THE EXERCISE: Repeat all of the records verbatim.
** Begin **
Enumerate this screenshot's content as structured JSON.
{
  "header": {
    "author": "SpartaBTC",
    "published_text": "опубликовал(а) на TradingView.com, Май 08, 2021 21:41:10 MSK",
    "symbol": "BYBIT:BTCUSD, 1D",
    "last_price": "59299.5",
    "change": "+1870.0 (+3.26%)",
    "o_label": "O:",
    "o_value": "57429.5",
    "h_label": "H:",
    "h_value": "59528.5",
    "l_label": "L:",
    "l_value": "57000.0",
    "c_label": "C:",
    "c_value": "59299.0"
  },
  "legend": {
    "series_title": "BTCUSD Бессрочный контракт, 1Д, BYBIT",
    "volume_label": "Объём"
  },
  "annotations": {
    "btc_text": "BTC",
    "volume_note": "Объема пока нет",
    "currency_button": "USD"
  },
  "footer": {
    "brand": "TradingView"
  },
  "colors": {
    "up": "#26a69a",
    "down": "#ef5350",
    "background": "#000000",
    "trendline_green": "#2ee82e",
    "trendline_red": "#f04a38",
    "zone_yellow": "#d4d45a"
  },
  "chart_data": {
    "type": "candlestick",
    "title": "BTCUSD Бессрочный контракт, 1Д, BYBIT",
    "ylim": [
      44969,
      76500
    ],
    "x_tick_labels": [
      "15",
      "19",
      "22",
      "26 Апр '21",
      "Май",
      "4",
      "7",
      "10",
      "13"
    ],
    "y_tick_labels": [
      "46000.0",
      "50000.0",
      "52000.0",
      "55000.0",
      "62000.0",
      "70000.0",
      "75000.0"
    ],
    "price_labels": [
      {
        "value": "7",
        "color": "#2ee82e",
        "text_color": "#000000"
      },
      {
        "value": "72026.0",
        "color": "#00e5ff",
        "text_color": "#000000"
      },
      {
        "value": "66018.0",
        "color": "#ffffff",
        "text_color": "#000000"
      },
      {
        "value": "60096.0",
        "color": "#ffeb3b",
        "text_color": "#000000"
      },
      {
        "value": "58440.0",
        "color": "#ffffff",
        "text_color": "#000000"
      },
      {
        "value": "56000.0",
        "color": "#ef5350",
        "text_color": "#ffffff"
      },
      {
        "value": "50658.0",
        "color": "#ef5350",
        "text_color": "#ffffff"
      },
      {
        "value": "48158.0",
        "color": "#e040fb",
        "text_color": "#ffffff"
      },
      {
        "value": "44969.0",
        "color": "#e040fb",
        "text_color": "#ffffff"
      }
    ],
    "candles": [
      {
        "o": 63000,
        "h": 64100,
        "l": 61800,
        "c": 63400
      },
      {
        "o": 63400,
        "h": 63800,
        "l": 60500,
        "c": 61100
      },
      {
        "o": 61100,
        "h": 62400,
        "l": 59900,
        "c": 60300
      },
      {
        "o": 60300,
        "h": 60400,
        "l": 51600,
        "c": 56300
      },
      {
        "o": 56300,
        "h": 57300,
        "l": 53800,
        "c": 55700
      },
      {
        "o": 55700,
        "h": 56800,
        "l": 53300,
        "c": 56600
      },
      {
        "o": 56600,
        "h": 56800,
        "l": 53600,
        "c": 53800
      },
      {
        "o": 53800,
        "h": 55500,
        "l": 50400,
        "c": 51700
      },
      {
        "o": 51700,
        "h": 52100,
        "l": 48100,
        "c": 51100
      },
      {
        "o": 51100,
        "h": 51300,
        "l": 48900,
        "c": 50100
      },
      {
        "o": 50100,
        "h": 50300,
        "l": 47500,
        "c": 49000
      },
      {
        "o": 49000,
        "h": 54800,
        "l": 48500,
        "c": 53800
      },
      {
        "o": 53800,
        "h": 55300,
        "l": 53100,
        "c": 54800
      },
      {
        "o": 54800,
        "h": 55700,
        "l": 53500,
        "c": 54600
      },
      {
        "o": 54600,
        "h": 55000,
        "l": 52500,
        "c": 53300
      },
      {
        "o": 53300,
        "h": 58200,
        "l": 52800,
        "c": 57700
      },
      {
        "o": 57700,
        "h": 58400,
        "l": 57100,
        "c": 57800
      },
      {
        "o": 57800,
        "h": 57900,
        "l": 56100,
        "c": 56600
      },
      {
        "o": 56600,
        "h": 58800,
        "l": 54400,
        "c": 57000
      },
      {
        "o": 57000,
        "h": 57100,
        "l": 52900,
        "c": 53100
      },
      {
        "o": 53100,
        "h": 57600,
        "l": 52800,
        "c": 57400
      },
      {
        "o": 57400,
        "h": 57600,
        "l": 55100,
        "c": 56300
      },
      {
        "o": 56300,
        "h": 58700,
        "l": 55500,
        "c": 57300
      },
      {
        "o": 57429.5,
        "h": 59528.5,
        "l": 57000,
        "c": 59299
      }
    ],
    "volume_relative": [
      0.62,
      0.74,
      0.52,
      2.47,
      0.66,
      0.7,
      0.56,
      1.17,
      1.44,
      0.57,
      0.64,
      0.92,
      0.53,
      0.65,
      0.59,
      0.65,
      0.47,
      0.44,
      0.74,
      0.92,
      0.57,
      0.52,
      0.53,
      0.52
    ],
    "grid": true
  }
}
** End **
ANSWER FOR THE TASK:
Enumerate this screenshot's content as structured JSON.
{
  "header": {
    "author": "SpartaBTC",
    "published_text": "опубликовал(а) на TradingView.com, Май 08, 2021 21:41:10 MSK",
    "symbol": "BYBIT:BTCUSD, 1D",
    "last_price": "59299.5",
    "change": "+1870.0 (+3.26%)",
    "o_label": "O:",
    "o_value": "57429.5",
    "h_label": "H:",
    "h_value": "59528.5",
    "l_label": "L:",
    "l_value": "57000.0",
    "c_label": "C:",
    "c_value": "59299.0"
  },
  "legend": {
    "series_title": "BTCUSD Бессрочный контракт, 1Д, BYBIT",
    "volume_label": "Объём"
  },
  "annotations": {
    "btc_text": "BTC",
    "volume_note": "Объема пока нет",
    "currency_button": "USD"
  },
  "footer": {
    "brand": "TradingView"
  },
  "colors": {
    "up": "#26a69a",
    "down": "#ef5350",
    "background": "#000000",
    "trendline_green": "#2ee82e",
    "trendline_red": "#f04a38",
    "zone_yellow": "#d4d45a"
  },
  "chart_data": {
    "type": "candlestick",
    "title": "BTCUSD Бессрочный контракт, 1Д, BYBIT",
    "ylim": [
      44969,
      76500
    ],
    "x_tick_labels": [
      "15",
      "19",
      "22",
      "26 Апр '21",
      "Май",
      "4",
      "7",
      "10",
      "13"
    ],
    "y_tick_labels": [
      "46000.0",
      "50000.0",
      "52000.0",
      "55000.0",
      "62000.0",
      "70000.0",
      "75000.0"
    ],
    "price_labels": [
      {
        "value": "7",
        "color": "#2ee82e",
        "text_color": "#000000"
      },
      {
        "value": "72026.0",
        "color": "#00e5ff",
        "text_color": "#000000"
      },
      {
        "value": "66018.0",
        "color": "#ffffff",
        "text_color": "#000000"
      },
      {
        "value": "60096.0",
        "color": "#ffeb3b",
        "text_color": "#000000"
      },
      {
        "value": "58440.0",
        "color": "#ffffff",
        "text_color": "#000000"
      },
      {
        "value": "56000.0",
        "color": "#ef5350",
        "text_color": "#ffffff"
      },
      {
        "value": "50658.0",
        "color": "#ef5350",
        "text_color": "#ffffff"
      },
      {
        "value": "48158.0",
        "color": "#e040fb",
        "text_color": "#ffffff"
      },
      {
        "value": "44969.0",
        "color": "#e040fb",
        "text_color": "#ffffff"
      }
    ],
    "candles": [
      {
        "o": 63000,
        "h": 64100,
        "l": 61800,
        "c": 63400
      },
      {
        "o": 63400,
        "h": 63800,
        "l": 60500,
        "c": 61100
      },
      {
        "o": 61100,
        "h": 62400,
        "l": 59900,
        "c": 60300
      },
      {
        "o": 60300,
        "h": 60400,
        "l": 51600,
        "c": 56300
      },
      {
        "o": 56300,
        "h": 57300,
        "l": 53800,
        "c": 55700
      },
      {
        "o": 55700,
        "h": 56800,
        "l": 53300,
        "c": 56600
      },
      {
        "o": 56600,
        "h": 56800,
        "l": 53600,
        "c": 53800
      },
      {
        "o": 53800,
        "h": 55500,
        "l": 50400,
        "c": 51700
      },
      {
        "o": 51700,
        "h": 52100,
        "l": 48100,
        "c": 51100
      },
      {
        "o": 51100,
        "h": 51300,
        "l": 48900,
        "c": 50100
      },
      {
        "o": 50100,
        "h": 50300,
        "l": 47500,
        "c": 49000
      },
      {
        "o": 49000,
        "h": 54800,
        "l": 48500,
        "c": 53800
      },
      {
        "o": 53800,
        "h": 55300,
        "l": 53100,
        "c": 54800
      },
      {
        "o": 54800,
        "h": 55700,
        "l": 53500,
        "c": 54600
      },
      {
        "o": 54600,
        "h": 55000,
        "l": 52500,
        "c": 53300
      },
      {
        "o": 53300,
        "h": 58200,
        "l": 52800,
        "c": 57700
      },
      {
        "o": 57700,
        "h": 58400,
        "l": 57100,
        "c": 57800
      },
      {
        "o": 57800,
        "h": 57900,
        "l": 56100,
        "c": 56600
      },
      {
        "o": 56600,
        "h": 58800,
        "l": 54400,
        "c": 57000
      },
      {
        "o": 57000,
        "h": 57100,
        "l": 52900,
        "c": 53100
      },
      {
        "o": 53100,
        "h": 57600,
        "l": 52800,
        "c": 57400
      },
      {
        "o": 57400,
        "h": 57600,
        "l": 55100,
        "c": 56300
      },
      {
        "o": 56300,
        "h": 58700,
        "l": 55500,
        "c": 57300
      },
      {
        "o": 57429.5,
        "h": 59528.5,
        "l": 57000,
        "c": 59299
      }
    ],
    "volume_relative": [
      0.62,
      0.74,
      0.52,
      2.47,
      0.66,
      0.7,
      0.56,
      1.17,
      1.44,
      0.57,
      0.64,
      0.92,
      0.53,
      0.65,
      0.59,
      0.65,
      0.47,
      0.44,
      0.74,
      0.92,
      0.57,
      0.52,
      0.53,
      0.52
    ],
    "grid": true
  }
}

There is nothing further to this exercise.